» **What you should do**: Identify the lines that contain the word "выдаче" and copy each one.

» **Information shown**:

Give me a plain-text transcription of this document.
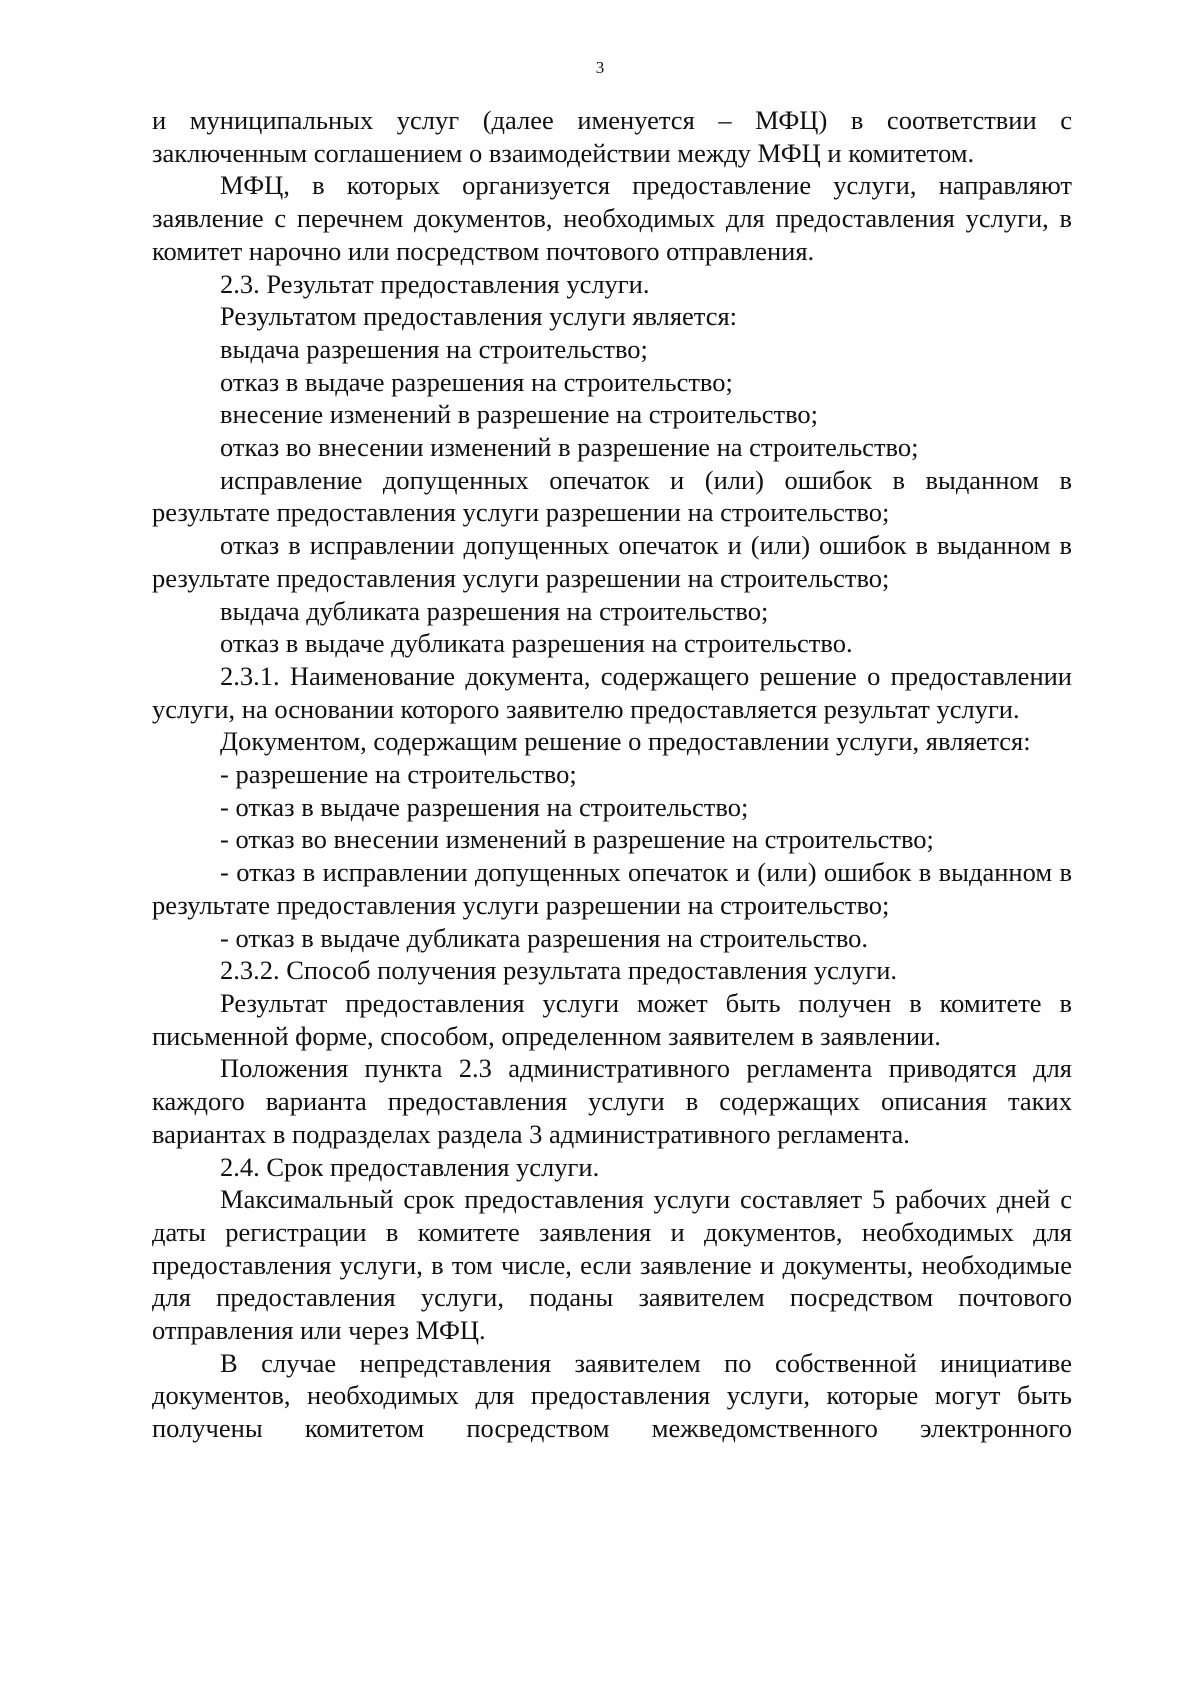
3

и муниципальных услуг (далее именуется – МФЦ) в соответствии с заключенным соглашением о взаимодействии между МФЦ и комитетом.

МФЦ, в которых организуется предоставление услуги, направляют заявление с перечнем документов, необходимых для предоставления услуги, в комитет нарочно или посредством почтового отправления.

2.3. Результат предоставления услуги.

Результатом предоставления услуги является:

выдача разрешения на строительство;

отказ в выдаче разрешения на строительство;

внесение изменений в разрешение на строительство;

отказ во внесении изменений в разрешение на строительство;

исправление допущенных опечаток и (или) ошибок в выданном в результате предоставления услуги разрешении на строительство;

отказ в исправлении допущенных опечаток и (или) ошибок в выданном в результате предоставления услуги разрешении на строительство;

выдача дубликата разрешения на строительство;

отказ в выдаче дубликата разрешения на строительство.

2.3.1. Наименование документа, содержащего решение о предоставлении услуги, на основании которого заявителю предоставляется результат услуги.

Документом, содержащим решение о предоставлении услуги, является:

- разрешение на строительство;

- отказ в выдаче разрешения на строительство;

- отказ во внесении изменений в разрешение на строительство;

- отказ в исправлении допущенных опечаток и (или) ошибок в выданном в результате предоставления услуги разрешении на строительство;

- отказ в выдаче дубликата разрешения на строительство.

2.3.2. Способ получения результата предоставления услуги.

Результат предоставления услуги может быть получен в комитете в письменной форме, способом, определенном заявителем в заявлении.

Положения пункта 2.3 административного регламента приводятся для каждого варианта предоставления услуги в содержащих описания таких вариантах в подразделах раздела 3 административного регламента.

2.4. Срок предоставления услуги.

Максимальный срок предоставления услуги составляет 5 рабочих дней с даты регистрации в комитете заявления и документов, необходимых для предоставления услуги, в том числе, если заявление и документы, необходимые для предоставления услуги, поданы заявителем посредством почтового отправления или через МФЦ.

В случае непредставления заявителем по собственной инициативе документов, необходимых для предоставления услуги, которые могут быть получены комитетом посредством межведомственного электронного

» **Output**:
отказ в выдаче разрешения на строительство;
отказ в выдаче дубликата разрешения на строительство.
- отказ в выдаче разрешения на строительство;
- отказ в выдаче дубликата разрешения на строительство.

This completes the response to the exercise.